--- START OF Task inputs ---

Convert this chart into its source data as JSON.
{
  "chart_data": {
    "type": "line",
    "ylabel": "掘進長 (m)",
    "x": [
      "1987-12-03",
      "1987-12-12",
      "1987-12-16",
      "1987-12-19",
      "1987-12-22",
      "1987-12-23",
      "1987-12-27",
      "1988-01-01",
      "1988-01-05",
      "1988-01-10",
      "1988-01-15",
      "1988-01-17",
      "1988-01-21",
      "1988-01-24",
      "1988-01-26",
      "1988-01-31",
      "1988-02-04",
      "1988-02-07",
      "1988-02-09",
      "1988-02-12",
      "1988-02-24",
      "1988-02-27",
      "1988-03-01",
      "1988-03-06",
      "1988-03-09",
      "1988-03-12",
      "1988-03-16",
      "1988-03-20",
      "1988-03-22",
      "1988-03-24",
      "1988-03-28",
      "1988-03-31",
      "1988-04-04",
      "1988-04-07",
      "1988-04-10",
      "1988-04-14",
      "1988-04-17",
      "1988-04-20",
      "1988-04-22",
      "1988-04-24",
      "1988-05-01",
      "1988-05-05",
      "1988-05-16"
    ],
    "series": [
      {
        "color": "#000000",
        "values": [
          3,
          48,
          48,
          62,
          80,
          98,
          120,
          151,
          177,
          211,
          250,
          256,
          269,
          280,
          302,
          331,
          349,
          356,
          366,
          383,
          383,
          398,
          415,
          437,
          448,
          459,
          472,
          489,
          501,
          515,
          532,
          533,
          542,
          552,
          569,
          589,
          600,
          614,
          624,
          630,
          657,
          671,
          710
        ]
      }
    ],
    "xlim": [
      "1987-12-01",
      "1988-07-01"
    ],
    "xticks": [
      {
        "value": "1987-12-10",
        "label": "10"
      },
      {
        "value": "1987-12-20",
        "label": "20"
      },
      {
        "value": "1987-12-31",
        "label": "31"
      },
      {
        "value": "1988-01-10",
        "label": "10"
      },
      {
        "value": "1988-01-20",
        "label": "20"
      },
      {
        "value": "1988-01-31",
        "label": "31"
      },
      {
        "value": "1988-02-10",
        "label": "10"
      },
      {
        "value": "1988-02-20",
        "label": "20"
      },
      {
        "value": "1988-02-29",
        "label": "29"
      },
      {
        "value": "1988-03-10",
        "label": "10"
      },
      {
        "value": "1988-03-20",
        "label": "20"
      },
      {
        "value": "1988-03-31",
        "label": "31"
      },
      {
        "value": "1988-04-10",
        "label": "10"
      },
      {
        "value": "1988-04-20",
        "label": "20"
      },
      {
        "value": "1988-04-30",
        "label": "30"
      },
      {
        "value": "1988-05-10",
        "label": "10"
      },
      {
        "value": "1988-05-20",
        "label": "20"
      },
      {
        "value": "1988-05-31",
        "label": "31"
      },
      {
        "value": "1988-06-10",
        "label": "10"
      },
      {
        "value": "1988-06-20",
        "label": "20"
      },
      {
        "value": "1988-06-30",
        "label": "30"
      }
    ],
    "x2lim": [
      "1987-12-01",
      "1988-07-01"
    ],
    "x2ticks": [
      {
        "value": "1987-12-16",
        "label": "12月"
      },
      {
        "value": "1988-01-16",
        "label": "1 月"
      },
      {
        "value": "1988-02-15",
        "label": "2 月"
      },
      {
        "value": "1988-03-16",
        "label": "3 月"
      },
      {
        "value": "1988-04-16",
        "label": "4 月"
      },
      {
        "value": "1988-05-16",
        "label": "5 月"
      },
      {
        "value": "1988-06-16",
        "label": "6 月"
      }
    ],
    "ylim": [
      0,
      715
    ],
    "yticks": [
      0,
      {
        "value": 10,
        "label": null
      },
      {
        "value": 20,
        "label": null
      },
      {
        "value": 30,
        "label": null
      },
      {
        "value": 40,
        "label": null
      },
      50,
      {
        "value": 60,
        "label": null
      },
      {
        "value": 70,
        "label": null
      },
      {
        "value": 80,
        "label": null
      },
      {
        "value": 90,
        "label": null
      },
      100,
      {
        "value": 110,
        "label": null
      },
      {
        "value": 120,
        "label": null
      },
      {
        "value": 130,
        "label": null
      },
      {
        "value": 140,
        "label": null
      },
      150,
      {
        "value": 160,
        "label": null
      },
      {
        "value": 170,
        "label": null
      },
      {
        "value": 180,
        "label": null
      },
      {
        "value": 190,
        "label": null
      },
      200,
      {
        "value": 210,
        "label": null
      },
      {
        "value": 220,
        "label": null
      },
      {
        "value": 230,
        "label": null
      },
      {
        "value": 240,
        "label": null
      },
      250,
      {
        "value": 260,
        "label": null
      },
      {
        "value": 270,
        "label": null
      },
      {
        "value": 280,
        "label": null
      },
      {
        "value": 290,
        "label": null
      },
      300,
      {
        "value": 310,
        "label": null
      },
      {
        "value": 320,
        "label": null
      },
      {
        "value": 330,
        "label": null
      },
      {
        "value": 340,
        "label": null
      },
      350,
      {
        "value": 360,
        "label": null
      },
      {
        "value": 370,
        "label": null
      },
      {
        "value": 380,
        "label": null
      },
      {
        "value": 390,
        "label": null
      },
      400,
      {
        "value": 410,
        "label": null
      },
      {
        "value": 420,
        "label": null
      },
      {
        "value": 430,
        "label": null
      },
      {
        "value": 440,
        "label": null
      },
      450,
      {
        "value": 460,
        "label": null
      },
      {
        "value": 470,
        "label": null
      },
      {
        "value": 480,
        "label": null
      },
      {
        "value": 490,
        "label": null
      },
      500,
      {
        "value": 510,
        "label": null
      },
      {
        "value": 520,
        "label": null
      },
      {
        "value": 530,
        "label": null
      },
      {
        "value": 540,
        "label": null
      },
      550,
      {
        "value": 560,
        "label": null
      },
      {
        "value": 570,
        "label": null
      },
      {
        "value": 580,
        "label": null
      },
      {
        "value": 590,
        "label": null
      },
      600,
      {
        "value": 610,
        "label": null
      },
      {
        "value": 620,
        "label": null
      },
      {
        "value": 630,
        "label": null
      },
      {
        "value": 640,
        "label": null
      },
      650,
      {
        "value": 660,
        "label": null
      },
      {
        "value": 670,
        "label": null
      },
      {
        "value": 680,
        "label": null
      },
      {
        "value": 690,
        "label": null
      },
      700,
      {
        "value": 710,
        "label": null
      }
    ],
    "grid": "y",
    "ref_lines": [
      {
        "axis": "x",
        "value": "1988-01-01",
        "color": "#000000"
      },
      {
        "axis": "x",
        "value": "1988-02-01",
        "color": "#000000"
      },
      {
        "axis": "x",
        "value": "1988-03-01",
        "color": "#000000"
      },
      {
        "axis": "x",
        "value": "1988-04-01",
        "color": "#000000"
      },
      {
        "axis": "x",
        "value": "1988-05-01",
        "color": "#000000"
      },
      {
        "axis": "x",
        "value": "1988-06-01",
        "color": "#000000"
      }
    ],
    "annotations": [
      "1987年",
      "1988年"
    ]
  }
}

--- END OF Task inputs ---

### What the task asks:
Reproduce all of the material above word for word.

### Exercise response:
Convert this chart into its source data as JSON.
{
  "chart_data": {
    "type": "line",
    "ylabel": "掘進長 (m)",
    "x": [
      "1987-12-03",
      "1987-12-12",
      "1987-12-16",
      "1987-12-19",
      "1987-12-22",
      "1987-12-23",
      "1987-12-27",
      "1988-01-01",
      "1988-01-05",
      "1988-01-10",
      "1988-01-15",
      "1988-01-17",
      "1988-01-21",
      "1988-01-24",
      "1988-01-26",
      "1988-01-31",
      "1988-02-04",
      "1988-02-07",
      "1988-02-09",
      "1988-02-12",
      "1988-02-24",
      "1988-02-27",
      "1988-03-01",
      "1988-03-06",
      "1988-03-09",
      "1988-03-12",
      "1988-03-16",
      "1988-03-20",
      "1988-03-22",
      "1988-03-24",
      "1988-03-28",
      "1988-03-31",
      "1988-04-04",
      "1988-04-07",
      "1988-04-10",
      "1988-04-14",
      "1988-04-17",
      "1988-04-20",
      "1988-04-22",
      "1988-04-24",
      "1988-05-01",
      "1988-05-05",
      "1988-05-16"
    ],
    "series": [
      {
        "color": "#000000",
        "values": [
          3,
          48,
          48,
          62,
          80,
          98,
          120,
          151,
          177,
          211,
          250,
          256,
          269,
          280,
          302,
          331,
          349,
          356,
          366,
          383,
          383,
          398,
          415,
          437,
          448,
          459,
          472,
          489,
          501,
          515,
          532,
          533,
          542,
          552,
          569,
          589,
          600,
          614,
          624,
          630,
          657,
          671,
          710
        ]
      }
    ],
    "xlim": [
      "1987-12-01",
      "1988-07-01"
    ],
    "xticks": [
      {
        "value": "1987-12-10",
        "label": "10"
      },
      {
        "value": "1987-12-20",
        "label": "20"
      },
      {
        "value": "1987-12-31",
        "label": "31"
      },
      {
        "value": "1988-01-10",
        "label": "10"
      },
      {
        "value": "1988-01-20",
        "label": "20"
      },
      {
        "value": "1988-01-31",
        "label": "31"
      },
      {
        "value": "1988-02-10",
        "label": "10"
      },
      {
        "value": "1988-02-20",
        "label": "20"
      },
      {
        "value": "1988-02-29",
        "label": "29"
      },
      {
        "value": "1988-03-10",
        "label": "10"
      },
      {
        "value": "1988-03-20",
        "label": "20"
      },
      {
        "value": "1988-03-31",
        "label": "31"
      },
      {
        "value": "1988-04-10",
        "label": "10"
      },
      {
        "value": "1988-04-20",
        "label": "20"
      },
      {
        "value": "1988-04-30",
        "label": "30"
      },
      {
        "value": "1988-05-10",
        "label": "10"
      },
      {
        "value": "1988-05-20",
        "label": "20"
      },
      {
        "value": "1988-05-31",
        "label": "31"
      },
      {
        "value": "1988-06-10",
        "label": "10"
      },
      {
        "value": "1988-06-20",
        "label": "20"
      },
      {
        "value": "1988-06-30",
        "label": "30"
      }
    ],
    "x2lim": [
      "1987-12-01",
      "1988-07-01"
    ],
    "x2ticks": [
      {
        "value": "1987-12-16",
        "label": "12月"
      },
      {
        "value": "1988-01-16",
        "label": "1 月"
      },
      {
        "value": "1988-02-15",
        "label": "2 月"
      },
      {
        "value": "1988-03-16",
        "label": "3 月"
      },
      {
        "value": "1988-04-16",
        "label": "4 月"
      },
      {
        "value": "1988-05-16",
        "label": "5 月"
      },
      {
        "value": "1988-06-16",
        "label": "6 月"
      }
    ],
    "ylim": [
      0,
      715
    ],
    "yticks": [
      0,
      {
        "value": 10,
        "label": null
      },
      {
        "value": 20,
        "label": null
      },
      {
        "value": 30,
        "label": null
      },
      {
        "value": 40,
        "label": null
      },
      50,
      {
        "value": 60,
        "label": null
      },
      {
        "value": 70,
        "label": null
      },
      {
        "value": 80,
        "label": null
      },
      {
        "value": 90,
        "label": null
      },
      100,
      {
        "value": 110,
        "label": null
      },
      {
        "value": 120,
        "label": null
      },
      {
        "value": 130,
        "label": null
      },
      {
        "value": 140,
        "label": null
      },
      150,
      {
        "value": 160,
        "label": null
      },
      {
        "value": 170,
        "label": null
      },
      {
        "value": 180,
        "label": null
      },
      {
        "value": 190,
        "label": null
      },
      200,
      {
        "value": 210,
        "label": null
      },
      {
        "value": 220,
        "label": null
      },
      {
        "value": 230,
        "label": null
      },
      {
        "value": 240,
        "label": null
      },
      250,
      {
        "value": 260,
        "label": null
      },
      {
        "value": 270,
        "label": null
      },
      {
        "value": 280,
        "label": null
      },
      {
        "value": 290,
        "label": null
      },
      300,
      {
        "value": 310,
        "label": null
      },
      {
        "value": 320,
        "label": null
      },
      {
        "value": 330,
        "label": null
      },
      {
        "value": 340,
        "label": null
      },
      350,
      {
        "value": 360,
        "label": null
      },
      {
        "value": 370,
        "label": null
      },
      {
        "value": 380,
        "label": null
      },
      {
        "value": 390,
        "label": null
      },
      400,
      {
        "value": 410,
        "label": null
      },
      {
        "value": 420,
        "label": null
      },
      {
        "value": 430,
        "label": null
      },
      {
        "value": 440,
        "label": null
      },
      450,
      {
        "value": 460,
        "label": null
      },
      {
        "value": 470,
        "label": null
      },
      {
        "value": 480,
        "label": null
      },
      {
        "value": 490,
        "label": null
      },
      500,
      {
        "value": 510,
        "label": null
      },
      {
        "value": 520,
        "label": null
      },
      {
        "value": 530,
        "label": null
      },
      {
        "value": 540,
        "label": null
      },
      550,
      {
        "value": 560,
        "label": null
      },
      {
        "value": 570,
        "label": null
      },
      {
        "value": 580,
        "label": null
      },
      {
        "value": 590,
        "label": null
      },
      600,
      {
        "value": 610,
        "label": null
      },
      {
        "value": 620,
        "label": null
      },
      {
        "value": 630,
        "label": null
      },
      {
        "value": 640,
        "label": null
      },
      650,
      {
        "value": 660,
        "label": null
      },
      {
        "value": 670,
        "label": null
      },
      {
        "value": 680,
        "label": null
      },
      {
        "value": 690,
        "label": null
      },
      700,
      {
        "value": 710,
        "label": null
      }
    ],
    "grid": "y",
    "ref_lines": [
      {
        "axis": "x",
        "value": "1988-01-01",
        "color": "#000000"
      },
      {
        "axis": "x",
        "value": "1988-02-01",
        "color": "#000000"
      },
      {
        "axis": "x",
        "value": "1988-03-01",
        "color": "#000000"
      },
      {
        "axis": "x",
        "value": "1988-04-01",
        "color": "#000000"
      },
      {
        "axis": "x",
        "value": "1988-05-01",
        "color": "#000000"
      },
      {
        "axis": "x",
        "value": "1988-06-01",
        "color": "#000000"
      }
    ],
    "annotations": [
      "1987年",
      "1988年"
    ]
  }
}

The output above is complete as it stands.